**What you need to do:** The listing below should be written out exactly; please include all of it.

(Collection entries)
+++
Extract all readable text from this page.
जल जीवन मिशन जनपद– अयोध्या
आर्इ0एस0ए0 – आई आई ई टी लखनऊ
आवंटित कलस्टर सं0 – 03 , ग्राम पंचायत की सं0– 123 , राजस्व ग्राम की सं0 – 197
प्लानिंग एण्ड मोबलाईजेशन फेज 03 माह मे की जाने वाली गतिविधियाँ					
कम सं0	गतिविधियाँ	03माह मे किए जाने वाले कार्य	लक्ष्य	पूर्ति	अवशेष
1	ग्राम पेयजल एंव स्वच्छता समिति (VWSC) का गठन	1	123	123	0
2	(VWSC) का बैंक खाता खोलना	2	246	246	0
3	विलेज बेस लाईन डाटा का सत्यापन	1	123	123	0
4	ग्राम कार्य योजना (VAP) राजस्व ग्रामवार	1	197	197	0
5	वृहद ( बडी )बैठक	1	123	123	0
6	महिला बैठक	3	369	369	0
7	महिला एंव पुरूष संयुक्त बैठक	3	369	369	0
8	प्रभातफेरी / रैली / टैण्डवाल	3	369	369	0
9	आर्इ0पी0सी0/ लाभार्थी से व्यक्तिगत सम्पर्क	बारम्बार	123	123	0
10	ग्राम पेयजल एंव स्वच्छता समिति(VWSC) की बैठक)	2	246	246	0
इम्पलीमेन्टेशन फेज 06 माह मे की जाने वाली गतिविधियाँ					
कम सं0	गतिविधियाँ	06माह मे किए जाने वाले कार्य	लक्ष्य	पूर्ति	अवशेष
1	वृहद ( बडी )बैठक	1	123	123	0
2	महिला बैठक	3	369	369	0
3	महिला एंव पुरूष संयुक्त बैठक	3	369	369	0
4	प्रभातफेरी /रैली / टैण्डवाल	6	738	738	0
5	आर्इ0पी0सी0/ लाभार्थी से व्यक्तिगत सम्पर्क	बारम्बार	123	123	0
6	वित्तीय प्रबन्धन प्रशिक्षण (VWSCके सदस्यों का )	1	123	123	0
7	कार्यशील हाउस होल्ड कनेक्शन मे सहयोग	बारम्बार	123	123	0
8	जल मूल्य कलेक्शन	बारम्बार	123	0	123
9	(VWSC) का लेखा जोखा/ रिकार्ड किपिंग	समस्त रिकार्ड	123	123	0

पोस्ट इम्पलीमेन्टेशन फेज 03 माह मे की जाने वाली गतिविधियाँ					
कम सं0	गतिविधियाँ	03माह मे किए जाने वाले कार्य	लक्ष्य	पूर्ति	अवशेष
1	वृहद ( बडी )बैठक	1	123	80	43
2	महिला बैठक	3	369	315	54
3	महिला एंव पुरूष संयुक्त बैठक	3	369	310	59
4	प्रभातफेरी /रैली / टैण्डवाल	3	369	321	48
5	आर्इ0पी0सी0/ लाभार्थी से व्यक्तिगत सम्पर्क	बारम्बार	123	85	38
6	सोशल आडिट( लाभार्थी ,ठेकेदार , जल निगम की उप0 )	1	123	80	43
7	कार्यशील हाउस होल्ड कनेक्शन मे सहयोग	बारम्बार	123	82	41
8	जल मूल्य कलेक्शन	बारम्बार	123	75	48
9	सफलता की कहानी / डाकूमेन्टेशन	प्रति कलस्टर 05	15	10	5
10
+++
**Problem solution:**
Extract all readable text from this page.
जल जीवन मिशन जनपद– अयोध्या
आर्इ0एस0ए0 – आई आई ई टी लखनऊ
आवंटित कलस्टर सं0 – 03 , ग्राम पंचायत की सं0– 123 , राजस्व ग्राम की सं0 – 197
प्लानिंग एण्ड मोबलाईजेशन फेज 03 माह मे की जाने वाली गतिविधियाँ					
कम सं0	गतिविधियाँ	03माह मे किए जाने वाले कार्य	लक्ष्य	पूर्ति	अवशेष
1	ग्राम पेयजल एंव स्वच्छता समिति (VWSC) का गठन	1	123	123	0
2	(VWSC) का बैंक खाता खोलना	2	246	246	0
3	विलेज बेस लाईन डाटा का सत्यापन	1	123	123	0
4	ग्राम कार्य योजना (VAP) राजस्व ग्रामवार	1	197	197	0
5	वृहद ( बडी )बैठक	1	123	123	0
6	महिला बैठक	3	369	369	0
7	महिला एंव पुरूष संयुक्त बैठक	3	369	369	0
8	प्रभातफेरी / रैली / टैण्डवाल	3	369	369	0
9	आर्इ0पी0सी0/ लाभार्थी से व्यक्तिगत सम्पर्क	बारम्बार	123	123	0
10	ग्राम पेयजल एंव स्वच्छता समिति(VWSC) की बैठक)	2	246	246	0
इम्पलीमेन्टेशन फेज 06 माह मे की जाने वाली गतिविधियाँ					
कम सं0	गतिविधियाँ	06माह मे किए जाने वाले कार्य	लक्ष्य	पूर्ति	अवशेष
1	वृहद ( बडी )बैठक	1	123	123	0
2	महिला बैठक	3	369	369	0
3	महिला एंव पुरूष संयुक्त बैठक	3	369	369	0
4	प्रभातफेरी /रैली / टैण्डवाल	6	738	738	0
5	आर्इ0पी0सी0/ लाभार्थी से व्यक्तिगत सम्पर्क	बारम्बार	123	123	0
6	वित्तीय प्रबन्धन प्रशिक्षण (VWSCके सदस्यों का )	1	123	123	0
7	कार्यशील हाउस होल्ड कनेक्शन मे सहयोग	बारम्बार	123	123	0
8	जल मूल्य कलेक्शन	बारम्बार	123	0	123
9	(VWSC) का लेखा जोखा/ रिकार्ड किपिंग	समस्त रिकार्ड	123	123	0

पोस्ट इम्पलीमेन्टेशन फेज 03 माह मे की जाने वाली गतिविधियाँ					
कम सं0	गतिविधियाँ	03माह मे किए जाने वाले कार्य	लक्ष्य	पूर्ति	अवशेष
1	वृहद ( बडी )बैठक	1	123	80	43
2	महिला बैठक	3	369	315	54
3	महिला एंव पुरूष संयुक्त बैठक	3	369	310	59
4	प्रभातफेरी /रैली / टैण्डवाल	3	369	321	48
5	आर्इ0पी0सी0/ लाभार्थी से व्यक्तिगत सम्पर्क	बारम्बार	123	85	38
6	सोशल आडिट( लाभार्थी ,ठेकेदार , जल निगम की उप0 )	1	123	80	43
7	कार्यशील हाउस होल्ड कनेक्शन मे सहयोग	बारम्बार	123	82	41
8	जल मूल्य कलेक्शन	बारम्बार	123	75	48
9	सफलता की कहानी / डाकूमेन्टेशन	प्रति कलस्टर 05	15	10	5
10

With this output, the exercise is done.